■ TASK INSTRUCTIONS: Gather each line in the entries that includes the string "this".

+++ DATASET RECORDS

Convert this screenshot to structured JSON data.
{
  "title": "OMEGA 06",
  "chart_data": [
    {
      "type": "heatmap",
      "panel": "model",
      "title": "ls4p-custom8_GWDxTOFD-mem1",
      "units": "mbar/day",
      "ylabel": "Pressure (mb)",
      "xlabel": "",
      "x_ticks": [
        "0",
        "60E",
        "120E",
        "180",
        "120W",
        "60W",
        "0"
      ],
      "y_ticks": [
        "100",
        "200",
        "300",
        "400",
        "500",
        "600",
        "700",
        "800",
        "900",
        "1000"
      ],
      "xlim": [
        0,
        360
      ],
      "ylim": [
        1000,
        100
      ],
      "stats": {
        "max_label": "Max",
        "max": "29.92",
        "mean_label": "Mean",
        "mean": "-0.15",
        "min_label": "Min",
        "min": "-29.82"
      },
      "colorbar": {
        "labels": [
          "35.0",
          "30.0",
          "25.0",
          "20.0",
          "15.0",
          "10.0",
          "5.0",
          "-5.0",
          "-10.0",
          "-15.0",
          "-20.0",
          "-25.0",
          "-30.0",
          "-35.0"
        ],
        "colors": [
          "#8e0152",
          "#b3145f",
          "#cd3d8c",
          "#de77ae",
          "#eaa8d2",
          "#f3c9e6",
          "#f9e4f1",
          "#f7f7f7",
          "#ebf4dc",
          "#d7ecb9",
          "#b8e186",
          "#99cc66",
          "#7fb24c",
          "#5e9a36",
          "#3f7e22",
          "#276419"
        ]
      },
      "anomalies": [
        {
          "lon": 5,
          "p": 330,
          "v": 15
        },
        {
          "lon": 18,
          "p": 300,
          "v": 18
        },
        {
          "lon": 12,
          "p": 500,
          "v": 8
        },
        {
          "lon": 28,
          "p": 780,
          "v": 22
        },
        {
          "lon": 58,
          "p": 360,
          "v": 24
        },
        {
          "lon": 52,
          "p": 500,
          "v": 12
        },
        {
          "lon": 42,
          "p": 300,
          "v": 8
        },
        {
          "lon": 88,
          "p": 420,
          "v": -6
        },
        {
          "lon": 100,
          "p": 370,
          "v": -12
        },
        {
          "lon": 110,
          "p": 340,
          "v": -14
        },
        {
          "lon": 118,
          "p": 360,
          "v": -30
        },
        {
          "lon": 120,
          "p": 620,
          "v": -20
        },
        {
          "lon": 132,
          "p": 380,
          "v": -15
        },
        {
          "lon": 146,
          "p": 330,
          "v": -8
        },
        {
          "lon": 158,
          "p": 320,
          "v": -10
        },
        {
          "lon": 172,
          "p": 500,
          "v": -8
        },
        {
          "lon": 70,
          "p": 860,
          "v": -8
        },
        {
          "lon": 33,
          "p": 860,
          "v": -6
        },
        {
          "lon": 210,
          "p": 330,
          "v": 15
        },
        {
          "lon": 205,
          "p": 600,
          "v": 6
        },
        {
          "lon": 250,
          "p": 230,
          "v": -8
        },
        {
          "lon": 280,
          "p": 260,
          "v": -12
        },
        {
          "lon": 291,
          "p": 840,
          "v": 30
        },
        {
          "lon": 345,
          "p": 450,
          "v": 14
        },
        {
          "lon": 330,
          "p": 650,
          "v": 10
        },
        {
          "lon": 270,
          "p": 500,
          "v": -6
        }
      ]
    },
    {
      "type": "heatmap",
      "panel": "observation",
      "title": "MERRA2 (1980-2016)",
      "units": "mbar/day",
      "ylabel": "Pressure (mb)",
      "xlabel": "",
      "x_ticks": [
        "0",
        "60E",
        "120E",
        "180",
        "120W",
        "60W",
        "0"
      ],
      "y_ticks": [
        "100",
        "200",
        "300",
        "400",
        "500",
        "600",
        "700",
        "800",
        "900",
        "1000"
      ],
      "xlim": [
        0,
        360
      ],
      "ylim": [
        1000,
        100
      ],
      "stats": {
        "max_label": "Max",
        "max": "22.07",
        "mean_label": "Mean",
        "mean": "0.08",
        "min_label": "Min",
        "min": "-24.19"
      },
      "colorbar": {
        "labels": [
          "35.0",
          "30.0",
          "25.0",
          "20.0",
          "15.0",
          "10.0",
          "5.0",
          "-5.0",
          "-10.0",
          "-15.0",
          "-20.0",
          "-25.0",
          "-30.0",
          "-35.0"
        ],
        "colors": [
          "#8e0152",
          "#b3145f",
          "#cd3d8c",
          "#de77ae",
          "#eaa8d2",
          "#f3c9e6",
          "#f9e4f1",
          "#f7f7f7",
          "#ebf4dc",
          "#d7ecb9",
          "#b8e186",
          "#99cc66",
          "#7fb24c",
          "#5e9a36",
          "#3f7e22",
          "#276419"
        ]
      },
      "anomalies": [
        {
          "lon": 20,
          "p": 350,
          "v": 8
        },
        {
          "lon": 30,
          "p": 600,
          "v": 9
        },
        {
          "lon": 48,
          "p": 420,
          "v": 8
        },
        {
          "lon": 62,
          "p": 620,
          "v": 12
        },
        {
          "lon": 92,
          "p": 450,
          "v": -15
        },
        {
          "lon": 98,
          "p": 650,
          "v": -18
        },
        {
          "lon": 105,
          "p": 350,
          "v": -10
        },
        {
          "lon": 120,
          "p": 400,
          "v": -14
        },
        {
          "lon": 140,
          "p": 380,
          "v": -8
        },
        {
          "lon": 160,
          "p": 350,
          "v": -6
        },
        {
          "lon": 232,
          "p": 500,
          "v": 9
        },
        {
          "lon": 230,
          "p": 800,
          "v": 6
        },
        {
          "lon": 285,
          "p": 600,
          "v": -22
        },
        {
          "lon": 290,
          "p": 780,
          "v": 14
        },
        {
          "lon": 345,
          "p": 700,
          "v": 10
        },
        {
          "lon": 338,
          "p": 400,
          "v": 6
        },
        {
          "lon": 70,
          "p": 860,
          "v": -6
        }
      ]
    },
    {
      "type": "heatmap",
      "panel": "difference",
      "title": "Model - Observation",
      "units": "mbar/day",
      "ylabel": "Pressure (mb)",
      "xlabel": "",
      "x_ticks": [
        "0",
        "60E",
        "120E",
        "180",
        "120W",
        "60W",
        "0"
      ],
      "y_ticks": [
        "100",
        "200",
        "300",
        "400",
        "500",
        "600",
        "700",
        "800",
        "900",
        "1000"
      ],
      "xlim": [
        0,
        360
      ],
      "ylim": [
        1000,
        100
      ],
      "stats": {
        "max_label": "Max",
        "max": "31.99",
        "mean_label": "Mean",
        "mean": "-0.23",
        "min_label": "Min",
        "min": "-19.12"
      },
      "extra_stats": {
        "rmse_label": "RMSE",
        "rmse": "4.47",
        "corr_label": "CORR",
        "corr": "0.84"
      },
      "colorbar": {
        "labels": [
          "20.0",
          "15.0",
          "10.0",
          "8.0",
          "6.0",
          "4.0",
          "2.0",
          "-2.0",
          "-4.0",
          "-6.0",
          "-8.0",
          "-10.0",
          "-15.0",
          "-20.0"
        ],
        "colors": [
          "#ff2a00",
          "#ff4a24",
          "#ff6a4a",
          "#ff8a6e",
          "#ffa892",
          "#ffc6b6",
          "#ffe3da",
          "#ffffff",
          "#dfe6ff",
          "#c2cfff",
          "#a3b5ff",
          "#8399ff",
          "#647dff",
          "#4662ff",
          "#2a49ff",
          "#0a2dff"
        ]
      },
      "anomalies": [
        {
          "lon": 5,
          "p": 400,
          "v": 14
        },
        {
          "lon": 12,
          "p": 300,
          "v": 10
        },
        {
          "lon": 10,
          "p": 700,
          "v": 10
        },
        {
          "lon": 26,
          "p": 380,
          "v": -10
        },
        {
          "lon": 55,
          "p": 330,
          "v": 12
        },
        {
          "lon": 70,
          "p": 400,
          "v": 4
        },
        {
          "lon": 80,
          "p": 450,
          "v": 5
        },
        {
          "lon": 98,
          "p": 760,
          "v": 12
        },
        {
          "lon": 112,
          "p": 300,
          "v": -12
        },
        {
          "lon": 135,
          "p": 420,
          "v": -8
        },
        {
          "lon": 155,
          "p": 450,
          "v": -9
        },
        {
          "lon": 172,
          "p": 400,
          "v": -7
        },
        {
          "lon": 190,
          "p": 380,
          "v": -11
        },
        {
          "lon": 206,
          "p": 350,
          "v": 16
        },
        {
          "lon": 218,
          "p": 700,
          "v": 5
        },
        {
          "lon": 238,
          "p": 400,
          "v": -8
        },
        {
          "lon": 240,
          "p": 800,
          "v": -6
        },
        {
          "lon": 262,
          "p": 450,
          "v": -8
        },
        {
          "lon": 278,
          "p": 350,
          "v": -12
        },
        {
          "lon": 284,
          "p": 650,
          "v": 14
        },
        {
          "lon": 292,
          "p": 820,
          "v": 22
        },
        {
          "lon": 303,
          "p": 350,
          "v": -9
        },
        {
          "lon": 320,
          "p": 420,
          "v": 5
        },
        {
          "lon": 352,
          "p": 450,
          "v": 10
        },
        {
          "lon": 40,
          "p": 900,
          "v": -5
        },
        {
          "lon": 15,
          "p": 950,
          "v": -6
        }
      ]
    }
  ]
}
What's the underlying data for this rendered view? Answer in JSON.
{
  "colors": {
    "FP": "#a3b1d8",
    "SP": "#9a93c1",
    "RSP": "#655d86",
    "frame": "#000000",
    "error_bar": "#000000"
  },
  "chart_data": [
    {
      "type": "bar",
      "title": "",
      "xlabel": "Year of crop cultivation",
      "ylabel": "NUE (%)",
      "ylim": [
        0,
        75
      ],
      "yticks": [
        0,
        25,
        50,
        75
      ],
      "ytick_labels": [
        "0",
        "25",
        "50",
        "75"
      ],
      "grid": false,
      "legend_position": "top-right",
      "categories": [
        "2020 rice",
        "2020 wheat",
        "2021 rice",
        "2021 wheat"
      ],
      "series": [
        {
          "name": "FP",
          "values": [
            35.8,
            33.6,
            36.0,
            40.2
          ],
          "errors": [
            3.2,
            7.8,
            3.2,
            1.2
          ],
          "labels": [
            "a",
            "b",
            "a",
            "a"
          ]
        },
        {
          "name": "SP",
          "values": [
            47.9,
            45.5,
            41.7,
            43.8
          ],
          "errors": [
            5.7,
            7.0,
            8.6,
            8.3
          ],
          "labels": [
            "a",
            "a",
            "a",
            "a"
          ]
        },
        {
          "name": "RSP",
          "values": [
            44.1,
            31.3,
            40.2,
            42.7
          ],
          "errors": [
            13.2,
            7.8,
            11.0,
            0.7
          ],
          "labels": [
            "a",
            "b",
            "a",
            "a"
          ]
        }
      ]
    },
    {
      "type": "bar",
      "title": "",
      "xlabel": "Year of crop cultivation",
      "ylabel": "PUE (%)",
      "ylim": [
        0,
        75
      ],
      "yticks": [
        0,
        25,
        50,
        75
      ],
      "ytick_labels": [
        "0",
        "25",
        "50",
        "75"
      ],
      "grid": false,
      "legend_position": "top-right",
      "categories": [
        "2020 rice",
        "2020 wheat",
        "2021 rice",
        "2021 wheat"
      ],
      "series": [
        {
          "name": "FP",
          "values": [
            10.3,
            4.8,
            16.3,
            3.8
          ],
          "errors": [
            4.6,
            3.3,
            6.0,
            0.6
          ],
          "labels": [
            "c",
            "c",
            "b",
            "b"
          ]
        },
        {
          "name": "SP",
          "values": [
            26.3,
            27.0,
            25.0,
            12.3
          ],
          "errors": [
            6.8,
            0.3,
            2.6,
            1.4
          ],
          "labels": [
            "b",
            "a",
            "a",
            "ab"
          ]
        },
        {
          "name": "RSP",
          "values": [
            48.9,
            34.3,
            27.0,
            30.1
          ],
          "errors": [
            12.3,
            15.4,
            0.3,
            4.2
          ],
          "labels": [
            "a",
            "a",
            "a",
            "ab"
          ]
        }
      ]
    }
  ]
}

++++++

■ OUTPUT OF THE TASK:
Convert this screenshot to structured JSON data.
What's the underlying data for this rendered view? Answer in JSON.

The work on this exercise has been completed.